▶ **WHAT IS REQUIRED**: Write out every entry exactly as it stands.
---- DATASET CONTENT
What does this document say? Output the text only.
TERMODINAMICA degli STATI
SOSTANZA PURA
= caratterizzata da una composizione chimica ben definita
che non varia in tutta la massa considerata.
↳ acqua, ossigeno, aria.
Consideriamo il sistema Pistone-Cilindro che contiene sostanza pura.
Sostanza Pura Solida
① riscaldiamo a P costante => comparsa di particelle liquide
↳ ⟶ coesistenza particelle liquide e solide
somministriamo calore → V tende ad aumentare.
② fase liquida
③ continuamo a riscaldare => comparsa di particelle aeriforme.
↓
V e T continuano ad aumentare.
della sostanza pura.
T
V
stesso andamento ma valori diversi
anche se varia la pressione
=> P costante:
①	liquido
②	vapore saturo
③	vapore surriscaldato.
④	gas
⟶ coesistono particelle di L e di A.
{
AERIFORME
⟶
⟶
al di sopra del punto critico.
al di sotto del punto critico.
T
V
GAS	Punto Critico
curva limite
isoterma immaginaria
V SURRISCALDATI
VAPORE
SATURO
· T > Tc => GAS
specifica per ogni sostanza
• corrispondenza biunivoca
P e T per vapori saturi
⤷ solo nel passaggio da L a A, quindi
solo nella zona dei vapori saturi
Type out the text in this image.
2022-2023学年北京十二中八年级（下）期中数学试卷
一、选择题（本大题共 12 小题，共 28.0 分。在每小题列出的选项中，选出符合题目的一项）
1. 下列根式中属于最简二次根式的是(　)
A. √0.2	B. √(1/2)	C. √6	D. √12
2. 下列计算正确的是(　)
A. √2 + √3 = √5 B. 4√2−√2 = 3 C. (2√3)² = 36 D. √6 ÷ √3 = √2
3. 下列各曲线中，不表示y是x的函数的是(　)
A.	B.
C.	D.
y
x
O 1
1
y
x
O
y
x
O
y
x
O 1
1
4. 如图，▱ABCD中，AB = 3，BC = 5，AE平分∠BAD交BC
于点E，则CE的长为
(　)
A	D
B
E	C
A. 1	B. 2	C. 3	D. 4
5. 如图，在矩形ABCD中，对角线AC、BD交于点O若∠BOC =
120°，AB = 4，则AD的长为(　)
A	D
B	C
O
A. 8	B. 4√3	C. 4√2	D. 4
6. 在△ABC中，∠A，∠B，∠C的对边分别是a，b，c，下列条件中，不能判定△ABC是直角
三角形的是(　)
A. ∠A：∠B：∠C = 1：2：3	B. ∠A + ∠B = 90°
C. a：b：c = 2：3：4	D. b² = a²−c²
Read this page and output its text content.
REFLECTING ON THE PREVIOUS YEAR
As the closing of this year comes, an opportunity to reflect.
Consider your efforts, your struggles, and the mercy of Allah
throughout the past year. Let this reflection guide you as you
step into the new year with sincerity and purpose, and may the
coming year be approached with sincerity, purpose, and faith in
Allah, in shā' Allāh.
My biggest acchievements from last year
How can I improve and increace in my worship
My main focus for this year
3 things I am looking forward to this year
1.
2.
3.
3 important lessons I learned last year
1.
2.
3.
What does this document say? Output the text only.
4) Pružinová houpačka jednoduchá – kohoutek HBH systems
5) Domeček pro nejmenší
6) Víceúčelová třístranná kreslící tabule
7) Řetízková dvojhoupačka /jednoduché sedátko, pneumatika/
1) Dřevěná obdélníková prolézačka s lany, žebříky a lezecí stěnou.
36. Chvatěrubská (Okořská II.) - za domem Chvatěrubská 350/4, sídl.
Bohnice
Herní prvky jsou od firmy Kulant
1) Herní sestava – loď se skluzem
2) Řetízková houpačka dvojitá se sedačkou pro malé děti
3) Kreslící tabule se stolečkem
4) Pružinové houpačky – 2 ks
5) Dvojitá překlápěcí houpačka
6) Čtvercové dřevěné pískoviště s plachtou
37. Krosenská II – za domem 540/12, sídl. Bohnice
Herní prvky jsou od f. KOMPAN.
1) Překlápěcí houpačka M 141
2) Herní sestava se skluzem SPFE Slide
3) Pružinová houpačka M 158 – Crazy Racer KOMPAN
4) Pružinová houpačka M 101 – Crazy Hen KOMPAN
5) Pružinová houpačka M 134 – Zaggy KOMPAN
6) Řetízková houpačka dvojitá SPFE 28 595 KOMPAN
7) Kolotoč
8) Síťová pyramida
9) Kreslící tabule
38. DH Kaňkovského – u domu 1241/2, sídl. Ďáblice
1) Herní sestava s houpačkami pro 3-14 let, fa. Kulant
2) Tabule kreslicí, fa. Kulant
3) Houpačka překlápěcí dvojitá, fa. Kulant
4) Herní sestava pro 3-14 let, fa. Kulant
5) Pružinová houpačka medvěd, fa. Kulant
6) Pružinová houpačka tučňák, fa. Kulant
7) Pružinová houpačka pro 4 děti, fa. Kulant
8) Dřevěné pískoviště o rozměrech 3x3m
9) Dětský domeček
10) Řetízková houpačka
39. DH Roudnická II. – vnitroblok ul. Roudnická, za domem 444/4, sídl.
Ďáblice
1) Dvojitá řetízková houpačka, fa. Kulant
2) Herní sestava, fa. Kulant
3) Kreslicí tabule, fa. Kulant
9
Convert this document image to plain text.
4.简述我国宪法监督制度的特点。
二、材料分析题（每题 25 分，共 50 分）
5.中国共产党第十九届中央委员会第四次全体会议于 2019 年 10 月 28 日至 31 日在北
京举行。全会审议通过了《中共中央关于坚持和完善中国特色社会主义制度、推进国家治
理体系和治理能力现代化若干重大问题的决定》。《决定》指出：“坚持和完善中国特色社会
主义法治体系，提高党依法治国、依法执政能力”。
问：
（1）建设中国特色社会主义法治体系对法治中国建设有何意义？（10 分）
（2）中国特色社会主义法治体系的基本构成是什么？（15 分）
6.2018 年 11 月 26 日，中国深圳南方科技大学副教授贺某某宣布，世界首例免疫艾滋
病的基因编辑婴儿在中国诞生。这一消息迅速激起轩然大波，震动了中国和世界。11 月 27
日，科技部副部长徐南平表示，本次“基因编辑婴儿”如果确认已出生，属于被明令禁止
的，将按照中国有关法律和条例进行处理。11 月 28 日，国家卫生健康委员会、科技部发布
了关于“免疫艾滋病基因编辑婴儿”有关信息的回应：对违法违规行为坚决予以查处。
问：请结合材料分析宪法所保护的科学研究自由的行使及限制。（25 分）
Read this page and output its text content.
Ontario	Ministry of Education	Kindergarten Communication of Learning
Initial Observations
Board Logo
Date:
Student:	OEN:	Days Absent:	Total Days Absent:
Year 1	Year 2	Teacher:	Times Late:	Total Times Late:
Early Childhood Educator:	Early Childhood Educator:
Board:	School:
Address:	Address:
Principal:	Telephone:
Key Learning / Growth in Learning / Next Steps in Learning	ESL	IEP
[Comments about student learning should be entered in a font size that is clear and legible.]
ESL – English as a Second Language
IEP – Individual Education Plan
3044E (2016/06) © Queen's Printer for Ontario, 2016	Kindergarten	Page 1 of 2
--------
▶ **SOLVED PROBLEM**:
What does this document say? Output the text only.
TERMODINAMICA degli STATI
SOSTANZA PURA
= caratterizzata da una composizione chimica ben definita
che non varia in tutta la massa considerata.
↳ acqua, ossigeno, aria.
Consideriamo il sistema Pistone-Cilindro che contiene sostanza pura.
Sostanza Pura Solida
① riscaldiamo a P costante => comparsa di particelle liquide
↳ ⟶ coesistenza particelle liquide e solide
somministriamo calore → V tende ad aumentare.
② fase liquida
③ continuamo a riscaldare => comparsa di particelle aeriforme.
↓
V e T continuano ad aumentare.
della sostanza pura.
T
V
stesso andamento ma valori diversi
anche se varia la pressione
=> P costante:
①	liquido
②	vapore saturo
③	vapore surriscaldato.
④	gas
⟶ coesistono particelle di L e di A.
{
AERIFORME
⟶
⟶
al di sopra del punto critico.
al di sotto del punto critico.
T
V
GAS	Punto Critico
curva limite
isoterma immaginaria
V SURRISCALDATI
VAPORE
SATURO
· T > Tc => GAS
specifica per ogni sostanza
• corrispondenza biunivoca
P e T per vapori saturi
⤷ solo nel passaggio da L a A, quindi
solo nella zona dei vapori saturi
Type out the text in this image.
2022-2023学年北京十二中八年级（下）期中数学试卷
一、选择题（本大题共 12 小题，共 28.0 分。在每小题列出的选项中，选出符合题目的一项）
1. 下列根式中属于最简二次根式的是(　)
A. √0.2	B. √(1/2)	C. √6	D. √12
2. 下列计算正确的是(　)
A. √2 + √3 = √5 B. 4√2−√2 = 3 C. (2√3)² = 36 D. √6 ÷ √3 = √2
3. 下列各曲线中，不表示y是x的函数的是(　)
A.	B.
C.	D.
y
x
O 1
1
y
x
O
y
x
O
y
x
O 1
1
4. 如图，▱ABCD中，AB = 3，BC = 5，AE平分∠BAD交BC
于点E，则CE的长为
(　)
A	D
B
E	C
A. 1	B. 2	C. 3	D. 4
5. 如图，在矩形ABCD中，对角线AC、BD交于点O若∠BOC =
120°，AB = 4，则AD的长为(　)
A	D
B	C
O
A. 8	B. 4√3	C. 4√2	D. 4
6. 在△ABC中，∠A，∠B，∠C的对边分别是a，b，c，下列条件中，不能判定△ABC是直角
三角形的是(　)
A. ∠A：∠B：∠C = 1：2：3	B. ∠A + ∠B = 90°
C. a：b：c = 2：3：4	D. b² = a²−c²
Read this page and output its text content.
REFLECTING ON THE PREVIOUS YEAR
As the closing of this year comes, an opportunity to reflect.
Consider your efforts, your struggles, and the mercy of Allah
throughout the past year. Let this reflection guide you as you
step into the new year with sincerity and purpose, and may the
coming year be approached with sincerity, purpose, and faith in
Allah, in shā' Allāh.
My biggest acchievements from last year
How can I improve and increace in my worship
My main focus for this year
3 things I am looking forward to this year
1.
2.
3.
3 important lessons I learned last year
1.
2.
3.
What does this document say? Output the text only.
4) Pružinová houpačka jednoduchá – kohoutek HBH systems
5) Domeček pro nejmenší
6) Víceúčelová třístranná kreslící tabule
7) Řetízková dvojhoupačka /jednoduché sedátko, pneumatika/
1) Dřevěná obdélníková prolézačka s lany, žebříky a lezecí stěnou.
36. Chvatěrubská (Okořská II.) - za domem Chvatěrubská 350/4, sídl.
Bohnice
Herní prvky jsou od firmy Kulant
1) Herní sestava – loď se skluzem
2) Řetízková houpačka dvojitá se sedačkou pro malé děti
3) Kreslící tabule se stolečkem
4) Pružinové houpačky – 2 ks
5) Dvojitá překlápěcí houpačka
6) Čtvercové dřevěné pískoviště s plachtou
37. Krosenská II – za domem 540/12, sídl. Bohnice
Herní prvky jsou od f. KOMPAN.
1) Překlápěcí houpačka M 141
2) Herní sestava se skluzem SPFE Slide
3) Pružinová houpačka M 158 – Crazy Racer KOMPAN
4) Pružinová houpačka M 101 – Crazy Hen KOMPAN
5) Pružinová houpačka M 134 – Zaggy KOMPAN
6) Řetízková houpačka dvojitá SPFE 28 595 KOMPAN
7) Kolotoč
8) Síťová pyramida
9) Kreslící tabule
38. DH Kaňkovského – u domu 1241/2, sídl. Ďáblice
1) Herní sestava s houpačkami pro 3-14 let, fa. Kulant
2) Tabule kreslicí, fa. Kulant
3) Houpačka překlápěcí dvojitá, fa. Kulant
4) Herní sestava pro 3-14 let, fa. Kulant
5) Pružinová houpačka medvěd, fa. Kulant
6) Pružinová houpačka tučňák, fa. Kulant
7) Pružinová houpačka pro 4 děti, fa. Kulant
8) Dřevěné pískoviště o rozměrech 3x3m
9) Dětský domeček
10) Řetízková houpačka
39. DH Roudnická II. – vnitroblok ul. Roudnická, za domem 444/4, sídl.
Ďáblice
1) Dvojitá řetízková houpačka, fa. Kulant
2) Herní sestava, fa. Kulant
3) Kreslicí tabule, fa. Kulant
9
Convert this document image to plain text.
4.简述我国宪法监督制度的特点。
二、材料分析题（每题 25 分，共 50 分）
5.中国共产党第十九届中央委员会第四次全体会议于 2019 年 10 月 28 日至 31 日在北
京举行。全会审议通过了《中共中央关于坚持和完善中国特色社会主义制度、推进国家治
理体系和治理能力现代化若干重大问题的决定》。《决定》指出：“坚持和完善中国特色社会
主义法治体系，提高党依法治国、依法执政能力”。
问：
（1）建设中国特色社会主义法治体系对法治中国建设有何意义？（10 分）
（2）中国特色社会主义法治体系的基本构成是什么？（15 分）
6.2018 年 11 月 26 日，中国深圳南方科技大学副教授贺某某宣布，世界首例免疫艾滋
病的基因编辑婴儿在中国诞生。这一消息迅速激起轩然大波，震动了中国和世界。11 月 27
日，科技部副部长徐南平表示，本次“基因编辑婴儿”如果确认已出生，属于被明令禁止
的，将按照中国有关法律和条例进行处理。11 月 28 日，国家卫生健康委员会、科技部发布
了关于“免疫艾滋病基因编辑婴儿”有关信息的回应：对违法违规行为坚决予以查处。
问：请结合材料分析宪法所保护的科学研究自由的行使及限制。（25 分）
Read this page and output its text content.
Ontario	Ministry of Education	Kindergarten Communication of Learning
Initial Observations
Board Logo
Date:
Student:	OEN:	Days Absent:	Total Days Absent:
Year 1	Year 2	Teacher:	Times Late:	Total Times Late:
Early Childhood Educator:	Early Childhood Educator:
Board:	School:
Address:	Address:
Principal:	Telephone:
Key Learning / Growth in Learning / Next Steps in Learning	ESL	IEP
[Comments about student learning should be entered in a font size that is clear and legible.]
ESL – English as a Second Language
IEP – Individual Education Plan
3044E (2016/06) © Queen's Printer for Ontario, 2016	Kindergarten	Page 1 of 2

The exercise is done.